## Job
How many lines in the listing below include the word "Setting"? Answer with the number and nothing else.

## Excerpted records
START
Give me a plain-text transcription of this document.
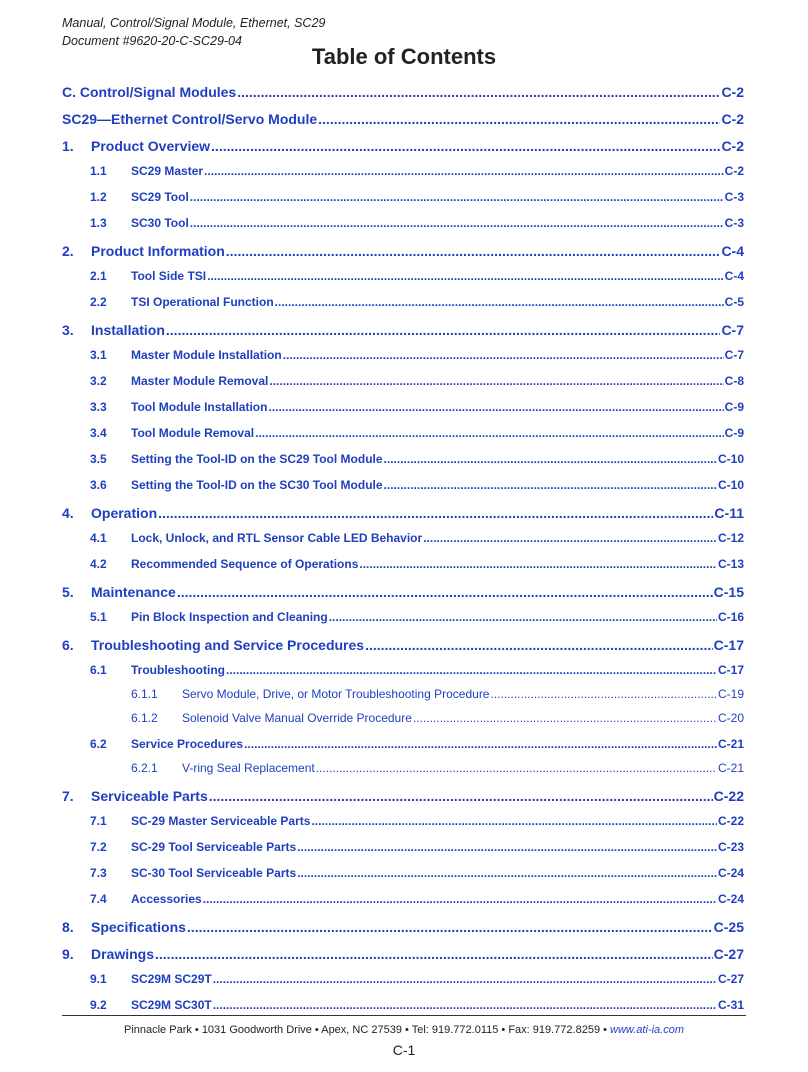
Manual, Control/Signal Module, Ethernet, SC29
Document #9620-20-C-SC29-04
Table of Contents
C. Control/Signal Modules .....	C-2
SC29—Ethernet Control/Servo Module .....	C-2
1.	Product Overview .....	C-2
1.1	SC29 Master .....	C-2
1.2	SC29 Tool .....	C-3
1.3	SC30 Tool .....	C-3
2.	Product Information .....	C-4
2.1	Tool Side TSI .....	C-4
2.2	TSI Operational Function .....	C-5
3.	Installation .....	C-7
3.1	Master Module Installation .....	C-7
3.2	Master Module Removal .....	C-8
3.3	Tool Module Installation .....	C-9
3.4	Tool Module Removal .....	C-9
3.5	Setting the Tool-ID on the SC29 Tool Module .....	C-10
3.6	Setting the Tool-ID on the SC30 Tool Module .....	C-10
4.	Operation .....	C-11
4.1	Lock, Unlock, and RTL Sensor Cable LED Behavior .....	C-12
4.2	Recommended Sequence of Operations .....	C-13
5.	Maintenance .....	C-15
5.1	Pin Block Inspection and Cleaning .....	C-16
6.	Troubleshooting and Service Procedures .....	C-17
6.1	Troubleshooting .....	C-17
6.1.1	Servo Module, Drive, or Motor Troubleshooting Procedure .....	C-19
6.1.2	Solenoid Valve Manual Override Procedure .....	C-20
6.2	Service Procedures .....	C-21
6.2.1	V-ring Seal Replacement .....	C-21
7.	Serviceable Parts .....	C-22
7.1	SC-29 Master Serviceable Parts .....	C-22
7.2	SC-29 Tool Serviceable Parts .....	C-23
7.3	SC-30 Tool Serviceable Parts .....	C-24
7.4	Accessories .....	C-24
8.	Specifications .....	C-25
9.	Drawings .....	C-27
9.1	SC29M SC29T .....	C-27
9.2	SC29M SC30T .....	C-31
Pinnacle Park • 1031 Goodworth Drive • Apex, NC 27539 • Tel: 919.772.0115 • Fax: 919.772.8259 • www.ati-ia.com
C-1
END
## Solution for this exercise
2